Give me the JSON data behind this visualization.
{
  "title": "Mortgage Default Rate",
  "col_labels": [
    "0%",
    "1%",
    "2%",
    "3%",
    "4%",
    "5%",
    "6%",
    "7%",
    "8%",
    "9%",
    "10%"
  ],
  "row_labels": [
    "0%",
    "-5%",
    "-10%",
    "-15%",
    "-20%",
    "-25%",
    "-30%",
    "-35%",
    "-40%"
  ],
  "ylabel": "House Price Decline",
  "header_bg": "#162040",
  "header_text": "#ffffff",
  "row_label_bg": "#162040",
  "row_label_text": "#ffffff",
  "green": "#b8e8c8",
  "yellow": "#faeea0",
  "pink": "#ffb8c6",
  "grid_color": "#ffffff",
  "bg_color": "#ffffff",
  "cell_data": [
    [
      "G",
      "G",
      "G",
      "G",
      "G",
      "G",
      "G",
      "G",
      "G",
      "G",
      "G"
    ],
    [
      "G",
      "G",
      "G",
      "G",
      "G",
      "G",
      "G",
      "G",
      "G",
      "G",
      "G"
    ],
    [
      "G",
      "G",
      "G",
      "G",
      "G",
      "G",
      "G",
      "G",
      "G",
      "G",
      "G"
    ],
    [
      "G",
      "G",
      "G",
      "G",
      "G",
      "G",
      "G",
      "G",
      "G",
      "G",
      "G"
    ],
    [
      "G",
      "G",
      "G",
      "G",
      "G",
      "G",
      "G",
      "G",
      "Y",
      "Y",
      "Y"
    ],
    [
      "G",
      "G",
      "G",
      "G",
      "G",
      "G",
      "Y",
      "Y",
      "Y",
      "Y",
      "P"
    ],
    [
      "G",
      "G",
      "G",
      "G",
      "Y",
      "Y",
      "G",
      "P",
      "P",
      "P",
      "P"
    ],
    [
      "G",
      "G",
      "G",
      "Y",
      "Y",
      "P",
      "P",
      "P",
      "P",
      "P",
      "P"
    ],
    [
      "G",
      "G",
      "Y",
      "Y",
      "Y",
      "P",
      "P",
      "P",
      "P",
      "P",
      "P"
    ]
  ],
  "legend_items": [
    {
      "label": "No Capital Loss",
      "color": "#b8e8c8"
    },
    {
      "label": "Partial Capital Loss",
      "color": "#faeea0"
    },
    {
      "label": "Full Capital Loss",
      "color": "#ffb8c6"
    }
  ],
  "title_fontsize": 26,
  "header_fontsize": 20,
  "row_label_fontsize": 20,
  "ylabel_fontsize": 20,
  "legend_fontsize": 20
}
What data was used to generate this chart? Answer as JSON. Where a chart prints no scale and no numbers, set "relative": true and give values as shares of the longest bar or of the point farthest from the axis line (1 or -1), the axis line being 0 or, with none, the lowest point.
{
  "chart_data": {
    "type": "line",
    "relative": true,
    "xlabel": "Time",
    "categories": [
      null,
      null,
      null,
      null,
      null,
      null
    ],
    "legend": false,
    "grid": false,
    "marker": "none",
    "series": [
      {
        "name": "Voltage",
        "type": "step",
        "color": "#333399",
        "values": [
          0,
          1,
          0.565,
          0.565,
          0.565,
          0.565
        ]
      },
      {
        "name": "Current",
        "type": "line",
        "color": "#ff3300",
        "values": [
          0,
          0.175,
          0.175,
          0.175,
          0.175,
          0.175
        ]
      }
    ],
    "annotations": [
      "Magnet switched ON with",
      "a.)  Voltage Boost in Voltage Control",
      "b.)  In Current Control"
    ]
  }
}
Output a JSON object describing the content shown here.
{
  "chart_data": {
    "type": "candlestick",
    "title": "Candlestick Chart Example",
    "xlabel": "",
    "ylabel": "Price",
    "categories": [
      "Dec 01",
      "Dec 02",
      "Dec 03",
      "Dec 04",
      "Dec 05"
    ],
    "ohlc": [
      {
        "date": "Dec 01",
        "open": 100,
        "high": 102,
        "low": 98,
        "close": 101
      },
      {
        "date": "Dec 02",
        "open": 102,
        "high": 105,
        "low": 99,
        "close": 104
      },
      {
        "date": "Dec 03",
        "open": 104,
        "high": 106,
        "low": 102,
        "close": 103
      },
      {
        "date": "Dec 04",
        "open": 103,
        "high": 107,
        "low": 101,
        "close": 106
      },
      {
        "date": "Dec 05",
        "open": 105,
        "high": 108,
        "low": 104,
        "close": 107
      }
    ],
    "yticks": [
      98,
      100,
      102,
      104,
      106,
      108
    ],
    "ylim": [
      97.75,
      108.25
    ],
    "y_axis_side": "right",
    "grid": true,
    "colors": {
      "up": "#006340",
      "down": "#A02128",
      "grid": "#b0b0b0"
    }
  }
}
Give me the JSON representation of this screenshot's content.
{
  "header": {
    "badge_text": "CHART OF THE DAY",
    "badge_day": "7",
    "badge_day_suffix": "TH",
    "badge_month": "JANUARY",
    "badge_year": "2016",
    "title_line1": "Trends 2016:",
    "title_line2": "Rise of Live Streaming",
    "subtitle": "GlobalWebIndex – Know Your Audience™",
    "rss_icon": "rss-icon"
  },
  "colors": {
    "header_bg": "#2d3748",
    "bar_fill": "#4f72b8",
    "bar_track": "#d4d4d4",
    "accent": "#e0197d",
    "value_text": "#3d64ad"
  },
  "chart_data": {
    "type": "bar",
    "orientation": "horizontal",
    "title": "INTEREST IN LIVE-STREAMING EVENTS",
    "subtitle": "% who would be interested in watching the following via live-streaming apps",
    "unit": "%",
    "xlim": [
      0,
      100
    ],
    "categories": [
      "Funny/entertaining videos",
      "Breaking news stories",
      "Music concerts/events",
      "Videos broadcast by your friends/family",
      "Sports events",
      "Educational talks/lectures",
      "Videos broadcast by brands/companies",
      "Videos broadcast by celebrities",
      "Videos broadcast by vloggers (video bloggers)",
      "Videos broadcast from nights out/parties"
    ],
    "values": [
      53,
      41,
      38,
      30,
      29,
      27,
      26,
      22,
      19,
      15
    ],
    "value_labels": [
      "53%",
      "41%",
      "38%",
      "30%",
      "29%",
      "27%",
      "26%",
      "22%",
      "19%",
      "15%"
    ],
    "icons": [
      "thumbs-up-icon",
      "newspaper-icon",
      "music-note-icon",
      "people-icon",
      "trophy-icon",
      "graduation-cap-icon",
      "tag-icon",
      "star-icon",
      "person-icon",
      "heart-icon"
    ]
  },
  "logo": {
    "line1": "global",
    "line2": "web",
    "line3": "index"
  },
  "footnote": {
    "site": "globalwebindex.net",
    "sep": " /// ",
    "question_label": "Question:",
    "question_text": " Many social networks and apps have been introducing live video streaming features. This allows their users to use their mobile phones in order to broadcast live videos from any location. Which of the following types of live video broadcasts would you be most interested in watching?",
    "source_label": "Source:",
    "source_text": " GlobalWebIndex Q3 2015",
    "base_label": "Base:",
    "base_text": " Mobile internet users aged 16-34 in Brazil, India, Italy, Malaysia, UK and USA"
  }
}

_ _ _ _

## EXERCISE DESCRIPTION
In this exercise, repeat all entries exactly.

## REPLY TO THE EXERCISE
Give me the JSON data behind this visualization.
{
  "title": "Mortgage Default Rate",
  "col_labels": [
    "0%",
    "1%",
    "2%",
    "3%",
    "4%",
    "5%",
    "6%",
    "7%",
    "8%",
    "9%",
    "10%"
  ],
  "row_labels": [
    "0%",
    "-5%",
    "-10%",
    "-15%",
    "-20%",
    "-25%",
    "-30%",
    "-35%",
    "-40%"
  ],
  "ylabel": "House Price Decline",
  "header_bg": "#162040",
  "header_text": "#ffffff",
  "row_label_bg": "#162040",
  "row_label_text": "#ffffff",
  "green": "#b8e8c8",
  "yellow": "#faeea0",
  "pink": "#ffb8c6",
  "grid_color": "#ffffff",
  "bg_color": "#ffffff",
  "cell_data": [
    [
      "G",
      "G",
      "G",
      "G",
      "G",
      "G",
      "G",
      "G",
      "G",
      "G",
      "G"
    ],
    [
      "G",
      "G",
      "G",
      "G",
      "G",
      "G",
      "G",
      "G",
      "G",
      "G",
      "G"
    ],
    [
      "G",
      "G",
      "G",
      "G",
      "G",
      "G",
      "G",
      "G",
      "G",
      "G",
      "G"
    ],
    [
      "G",
      "G",
      "G",
      "G",
      "G",
      "G",
      "G",
      "G",
      "G",
      "G",
      "G"
    ],
    [
      "G",
      "G",
      "G",
      "G",
      "G",
      "G",
      "G",
      "G",
      "Y",
      "Y",
      "Y"
    ],
    [
      "G",
      "G",
      "G",
      "G",
      "G",
      "G",
      "Y",
      "Y",
      "Y",
      "Y",
      "P"
    ],
    [
      "G",
      "G",
      "G",
      "G",
      "Y",
      "Y",
      "G",
      "P",
      "P",
      "P",
      "P"
    ],
    [
      "G",
      "G",
      "G",
      "Y",
      "Y",
      "P",
      "P",
      "P",
      "P",
      "P",
      "P"
    ],
    [
      "G",
      "G",
      "Y",
      "Y",
      "Y",
      "P",
      "P",
      "P",
      "P",
      "P",
      "P"
    ]
  ],
  "legend_items": [
    {
      "label": "No Capital Loss",
      "color": "#b8e8c8"
    },
    {
      "label": "Partial Capital Loss",
      "color": "#faeea0"
    },
    {
      "label": "Full Capital Loss",
      "color": "#ffb8c6"
    }
  ],
  "title_fontsize": 26,
  "header_fontsize": 20,
  "row_label_fontsize": 20,
  "ylabel_fontsize": 20,
  "legend_fontsize": 20
}
What data was used to generate this chart? Answer as JSON. Where a chart prints no scale and no numbers, set "relative": true and give values as shares of the longest bar or of the point farthest from the axis line (1 or -1), the axis line being 0 or, with none, the lowest point.
{
  "chart_data": {
    "type": "line",
    "relative": true,
    "xlabel": "Time",
    "categories": [
      null,
      null,
      null,
      null,
      null,
      null
    ],
    "legend": false,
    "grid": false,
    "marker": "none",
    "series": [
      {
        "name": "Voltage",
        "type": "step",
        "color": "#333399",
        "values": [
          0,
          1,
          0.565,
          0.565,
          0.565,
          0.565
        ]
      },
      {
        "name": "Current",
        "type": "line",
        "color": "#ff3300",
        "values": [
          0,
          0.175,
          0.175,
          0.175,
          0.175,
          0.175
        ]
      }
    ],
    "annotations": [
      "Magnet switched ON with",
      "a.)  Voltage Boost in Voltage Control",
      "b.)  In Current Control"
    ]
  }
}
Output a JSON object describing the content shown here.
{
  "chart_data": {
    "type": "candlestick",
    "title": "Candlestick Chart Example",
    "xlabel": "",
    "ylabel": "Price",
    "categories": [
      "Dec 01",
      "Dec 02",
      "Dec 03",
      "Dec 04",
      "Dec 05"
    ],
    "ohlc": [
      {
        "date": "Dec 01",
        "open": 100,
        "high": 102,
        "low": 98,
        "close": 101
      },
      {
        "date": "Dec 02",
        "open": 102,
        "high": 105,
        "low": 99,
        "close": 104
      },
      {
        "date": "Dec 03",
        "open": 104,
        "high": 106,
        "low": 102,
        "close": 103
      },
      {
        "date": "Dec 04",
        "open": 103,
        "high": 107,
        "low": 101,
        "close": 106
      },
      {
        "date": "Dec 05",
        "open": 105,
        "high": 108,
        "low": 104,
        "close": 107
      }
    ],
    "yticks": [
      98,
      100,
      102,
      104,
      106,
      108
    ],
    "ylim": [
      97.75,
      108.25
    ],
    "y_axis_side": "right",
    "grid": true,
    "colors": {
      "up": "#006340",
      "down": "#A02128",
      "grid": "#b0b0b0"
    }
  }
}
Give me the JSON representation of this screenshot's content.
{
  "header": {
    "badge_text": "CHART OF THE DAY",
    "badge_day": "7",
    "badge_day_suffix": "TH",
    "badge_month": "JANUARY",
    "badge_year": "2016",
    "title_line1": "Trends 2016:",
    "title_line2": "Rise of Live Streaming",
    "subtitle": "GlobalWebIndex – Know Your Audience™",
    "rss_icon": "rss-icon"
  },
  "colors": {
    "header_bg": "#2d3748",
    "bar_fill": "#4f72b8",
    "bar_track": "#d4d4d4",
    "accent": "#e0197d",
    "value_text": "#3d64ad"
  },
  "chart_data": {
    "type": "bar",
    "orientation": "horizontal",
    "title": "INTEREST IN LIVE-STREAMING EVENTS",
    "subtitle": "% who would be interested in watching the following via live-streaming apps",
    "unit": "%",
    "xlim": [
      0,
      100
    ],
    "categories": [
      "Funny/entertaining videos",
      "Breaking news stories",
      "Music concerts/events",
      "Videos broadcast by your friends/family",
      "Sports events",
      "Educational talks/lectures",
      "Videos broadcast by brands/companies",
      "Videos broadcast by celebrities",
      "Videos broadcast by vloggers (video bloggers)",
      "Videos broadcast from nights out/parties"
    ],
    "values": [
      53,
      41,
      38,
      30,
      29,
      27,
      26,
      22,
      19,
      15
    ],
    "value_labels": [
      "53%",
      "41%",
      "38%",
      "30%",
      "29%",
      "27%",
      "26%",
      "22%",
      "19%",
      "15%"
    ],
    "icons": [
      "thumbs-up-icon",
      "newspaper-icon",
      "music-note-icon",
      "people-icon",
      "trophy-icon",
      "graduation-cap-icon",
      "tag-icon",
      "star-icon",
      "person-icon",
      "heart-icon"
    ]
  },
  "logo": {
    "line1": "global",
    "line2": "web",
    "line3": "index"
  },
  "footnote": {
    "site": "globalwebindex.net",
    "sep": " /// ",
    "question_label": "Question:",
    "question_text": " Many social networks and apps have been introducing live video streaming features. This allows their users to use their mobile phones in order to broadcast live videos from any location. Which of the following types of live video broadcasts would you be most interested in watching?",
    "source_label": "Source:",
    "source_text": " GlobalWebIndex Q3 2015",
    "base_label": "Base:",
    "base_text": " Mobile internet users aged 16-34 in Brazil, India, Italy, Malaysia, UK and USA"
  }
}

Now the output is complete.